Below you will find a set of lines. Repeat them all exactly.

[Collected data]
↓↓↓
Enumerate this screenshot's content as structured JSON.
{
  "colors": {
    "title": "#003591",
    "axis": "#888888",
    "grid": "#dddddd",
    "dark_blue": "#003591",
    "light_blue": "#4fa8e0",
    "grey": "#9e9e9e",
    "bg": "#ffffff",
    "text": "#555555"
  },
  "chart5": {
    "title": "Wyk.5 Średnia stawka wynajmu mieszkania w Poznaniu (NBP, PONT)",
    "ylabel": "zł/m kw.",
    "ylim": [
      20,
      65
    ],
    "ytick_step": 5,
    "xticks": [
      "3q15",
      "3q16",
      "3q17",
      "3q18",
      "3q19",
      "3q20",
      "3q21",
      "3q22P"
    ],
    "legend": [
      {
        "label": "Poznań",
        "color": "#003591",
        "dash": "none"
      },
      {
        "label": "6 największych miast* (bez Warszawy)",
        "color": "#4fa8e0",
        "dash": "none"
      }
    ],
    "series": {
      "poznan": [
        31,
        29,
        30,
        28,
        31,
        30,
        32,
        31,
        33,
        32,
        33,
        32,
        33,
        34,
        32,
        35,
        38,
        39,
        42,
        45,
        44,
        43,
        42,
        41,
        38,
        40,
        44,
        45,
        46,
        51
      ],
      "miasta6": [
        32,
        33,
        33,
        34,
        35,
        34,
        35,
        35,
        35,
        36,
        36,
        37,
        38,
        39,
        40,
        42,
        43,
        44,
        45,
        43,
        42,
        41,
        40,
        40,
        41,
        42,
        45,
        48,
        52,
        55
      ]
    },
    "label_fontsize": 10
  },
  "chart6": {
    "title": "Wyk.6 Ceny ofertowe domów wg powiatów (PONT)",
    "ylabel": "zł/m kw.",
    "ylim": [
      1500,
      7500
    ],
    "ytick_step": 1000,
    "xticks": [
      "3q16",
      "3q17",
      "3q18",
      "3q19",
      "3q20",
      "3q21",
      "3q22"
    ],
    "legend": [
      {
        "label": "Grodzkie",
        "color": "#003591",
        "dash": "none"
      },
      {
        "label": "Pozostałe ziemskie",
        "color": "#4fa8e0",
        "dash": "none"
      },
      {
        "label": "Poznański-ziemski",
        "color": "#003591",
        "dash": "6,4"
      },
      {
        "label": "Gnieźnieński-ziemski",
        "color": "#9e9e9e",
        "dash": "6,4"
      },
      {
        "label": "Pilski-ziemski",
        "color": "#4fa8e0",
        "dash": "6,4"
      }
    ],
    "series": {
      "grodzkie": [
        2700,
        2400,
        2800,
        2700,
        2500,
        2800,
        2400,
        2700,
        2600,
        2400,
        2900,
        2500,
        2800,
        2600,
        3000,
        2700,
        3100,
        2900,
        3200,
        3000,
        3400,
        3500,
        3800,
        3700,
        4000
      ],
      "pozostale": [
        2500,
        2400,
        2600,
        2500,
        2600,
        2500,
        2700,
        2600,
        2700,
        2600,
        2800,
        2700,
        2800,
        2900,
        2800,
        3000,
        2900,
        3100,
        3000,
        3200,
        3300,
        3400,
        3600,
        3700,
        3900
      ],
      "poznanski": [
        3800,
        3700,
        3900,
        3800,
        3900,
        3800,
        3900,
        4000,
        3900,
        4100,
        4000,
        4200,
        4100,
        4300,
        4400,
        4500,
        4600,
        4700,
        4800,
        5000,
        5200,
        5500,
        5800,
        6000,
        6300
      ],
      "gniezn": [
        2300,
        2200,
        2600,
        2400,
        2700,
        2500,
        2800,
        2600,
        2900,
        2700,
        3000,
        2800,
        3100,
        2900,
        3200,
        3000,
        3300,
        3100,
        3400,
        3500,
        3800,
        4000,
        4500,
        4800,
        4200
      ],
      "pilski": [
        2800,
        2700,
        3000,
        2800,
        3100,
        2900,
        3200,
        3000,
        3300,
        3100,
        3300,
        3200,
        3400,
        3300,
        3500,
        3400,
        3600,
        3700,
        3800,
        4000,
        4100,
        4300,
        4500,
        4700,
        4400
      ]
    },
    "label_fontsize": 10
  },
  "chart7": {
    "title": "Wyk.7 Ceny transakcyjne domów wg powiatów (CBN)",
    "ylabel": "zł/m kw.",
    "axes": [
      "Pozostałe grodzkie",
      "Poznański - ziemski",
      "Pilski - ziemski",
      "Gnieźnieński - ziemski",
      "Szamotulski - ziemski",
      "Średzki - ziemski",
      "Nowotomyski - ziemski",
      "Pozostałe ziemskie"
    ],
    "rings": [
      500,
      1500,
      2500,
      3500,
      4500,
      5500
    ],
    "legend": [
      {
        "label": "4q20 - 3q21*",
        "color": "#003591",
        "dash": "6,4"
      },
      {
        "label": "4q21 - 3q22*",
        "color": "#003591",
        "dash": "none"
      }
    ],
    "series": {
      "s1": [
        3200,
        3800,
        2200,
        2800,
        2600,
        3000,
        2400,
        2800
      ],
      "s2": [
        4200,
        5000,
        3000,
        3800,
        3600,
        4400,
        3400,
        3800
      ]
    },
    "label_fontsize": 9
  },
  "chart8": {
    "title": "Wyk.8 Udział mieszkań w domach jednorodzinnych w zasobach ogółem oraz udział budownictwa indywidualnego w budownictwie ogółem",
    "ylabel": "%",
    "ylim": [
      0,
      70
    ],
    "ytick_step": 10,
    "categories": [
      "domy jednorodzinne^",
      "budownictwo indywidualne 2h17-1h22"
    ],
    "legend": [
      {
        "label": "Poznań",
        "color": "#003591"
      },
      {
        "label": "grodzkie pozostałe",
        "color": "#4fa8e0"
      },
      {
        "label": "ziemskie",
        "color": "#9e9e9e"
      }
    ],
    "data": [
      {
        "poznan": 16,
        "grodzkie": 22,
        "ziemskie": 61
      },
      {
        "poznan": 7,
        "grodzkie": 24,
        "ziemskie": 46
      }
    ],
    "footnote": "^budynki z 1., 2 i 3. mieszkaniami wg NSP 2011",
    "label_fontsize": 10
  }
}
↑↑↑
The reply:
Enumerate this screenshot's content as structured JSON.
{
  "colors": {
    "title": "#003591",
    "axis": "#888888",
    "grid": "#dddddd",
    "dark_blue": "#003591",
    "light_blue": "#4fa8e0",
    "grey": "#9e9e9e",
    "bg": "#ffffff",
    "text": "#555555"
  },
  "chart5": {
    "title": "Wyk.5 Średnia stawka wynajmu mieszkania w Poznaniu (NBP, PONT)",
    "ylabel": "zł/m kw.",
    "ylim": [
      20,
      65
    ],
    "ytick_step": 5,
    "xticks": [
      "3q15",
      "3q16",
      "3q17",
      "3q18",
      "3q19",
      "3q20",
      "3q21",
      "3q22P"
    ],
    "legend": [
      {
        "label": "Poznań",
        "color": "#003591",
        "dash": "none"
      },
      {
        "label": "6 największych miast* (bez Warszawy)",
        "color": "#4fa8e0",
        "dash": "none"
      }
    ],
    "series": {
      "poznan": [
        31,
        29,
        30,
        28,
        31,
        30,
        32,
        31,
        33,
        32,
        33,
        32,
        33,
        34,
        32,
        35,
        38,
        39,
        42,
        45,
        44,
        43,
        42,
        41,
        38,
        40,
        44,
        45,
        46,
        51
      ],
      "miasta6": [
        32,
        33,
        33,
        34,
        35,
        34,
        35,
        35,
        35,
        36,
        36,
        37,
        38,
        39,
        40,
        42,
        43,
        44,
        45,
        43,
        42,
        41,
        40,
        40,
        41,
        42,
        45,
        48,
        52,
        55
      ]
    },
    "label_fontsize": 10
  },
  "chart6": {
    "title": "Wyk.6 Ceny ofertowe domów wg powiatów (PONT)",
    "ylabel": "zł/m kw.",
    "ylim": [
      1500,
      7500
    ],
    "ytick_step": 1000,
    "xticks": [
      "3q16",
      "3q17",
      "3q18",
      "3q19",
      "3q20",
      "3q21",
      "3q22"
    ],
    "legend": [
      {
        "label": "Grodzkie",
        "color": "#003591",
        "dash": "none"
      },
      {
        "label": "Pozostałe ziemskie",
        "color": "#4fa8e0",
        "dash": "none"
      },
      {
        "label": "Poznański-ziemski",
        "color": "#003591",
        "dash": "6,4"
      },
      {
        "label": "Gnieźnieński-ziemski",
        "color": "#9e9e9e",
        "dash": "6,4"
      },
      {
        "label": "Pilski-ziemski",
        "color": "#4fa8e0",
        "dash": "6,4"
      }
    ],
    "series": {
      "grodzkie": [
        2700,
        2400,
        2800,
        2700,
        2500,
        2800,
        2400,
        2700,
        2600,
        2400,
        2900,
        2500,
        2800,
        2600,
        3000,
        2700,
        3100,
        2900,
        3200,
        3000,
        3400,
        3500,
        3800,
        3700,
        4000
      ],
      "pozostale": [
        2500,
        2400,
        2600,
        2500,
        2600,
        2500,
        2700,
        2600,
        2700,
        2600,
        2800,
        2700,
        2800,
        2900,
        2800,
        3000,
        2900,
        3100,
        3000,
        3200,
        3300,
        3400,
        3600,
        3700,
        3900
      ],
      "poznanski": [
        3800,
        3700,
        3900,
        3800,
        3900,
        3800,
        3900,
        4000,
        3900,
        4100,
        4000,
        4200,
        4100,
        4300,
        4400,
        4500,
        4600,
        4700,
        4800,
        5000,
        5200,
        5500,
        5800,
        6000,
        6300
      ],
      "gniezn": [
        2300,
        2200,
        2600,
        2400,
        2700,
        2500,
        2800,
        2600,
        2900,
        2700,
        3000,
        2800,
        3100,
        2900,
        3200,
        3000,
        3300,
        3100,
        3400,
        3500,
        3800,
        4000,
        4500,
        4800,
        4200
      ],
      "pilski": [
        2800,
        2700,
        3000,
        2800,
        3100,
        2900,
        3200,
        3000,
        3300,
        3100,
        3300,
        3200,
        3400,
        3300,
        3500,
        3400,
        3600,
        3700,
        3800,
        4000,
        4100,
        4300,
        4500,
        4700,
        4400
      ]
    },
    "label_fontsize": 10
  },
  "chart7": {
    "title": "Wyk.7 Ceny transakcyjne domów wg powiatów (CBN)",
    "ylabel": "zł/m kw.",
    "axes": [
      "Pozostałe grodzkie",
      "Poznański - ziemski",
      "Pilski - ziemski",
      "Gnieźnieński - ziemski",
      "Szamotulski - ziemski",
      "Średzki - ziemski",
      "Nowotomyski - ziemski",
      "Pozostałe ziemskie"
    ],
    "rings": [
      500,
      1500,
      2500,
      3500,
      4500,
      5500
    ],
    "legend": [
      {
        "label": "4q20 - 3q21*",
        "color": "#003591",
        "dash": "6,4"
      },
      {
        "label": "4q21 - 3q22*",
        "color": "#003591",
        "dash": "none"
      }
    ],
    "series": {
      "s1": [
        3200,
        3800,
        2200,
        2800,
        2600,
        3000,
        2400,
        2800
      ],
      "s2": [
        4200,
        5000,
        3000,
        3800,
        3600,
        4400,
        3400,
        3800
      ]
    },
    "label_fontsize": 9
  },
  "chart8": {
    "title": "Wyk.8 Udział mieszkań w domach jednorodzinnych w zasobach ogółem oraz udział budownictwa indywidualnego w budownictwie ogółem",
    "ylabel": "%",
    "ylim": [
      0,
      70
    ],
    "ytick_step": 10,
    "categories": [
      "domy jednorodzinne^",
      "budownictwo indywidualne 2h17-1h22"
    ],
    "legend": [
      {
        "label": "Poznań",
        "color": "#003591"
      },
      {
        "label": "grodzkie pozostałe",
        "color": "#4fa8e0"
      },
      {
        "label": "ziemskie",
        "color": "#9e9e9e"
      }
    ],
    "data": [
      {
        "poznan": 16,
        "grodzkie": 22,
        "ziemskie": 61
      },
      {
        "poznan": 7,
        "grodzkie": 24,
        "ziemskie": 46
      }
    ],
    "footnote": "^budynki z 1., 2 i 3. mieszkaniami wg NSP 2011",
    "label_fontsize": 10
  }
}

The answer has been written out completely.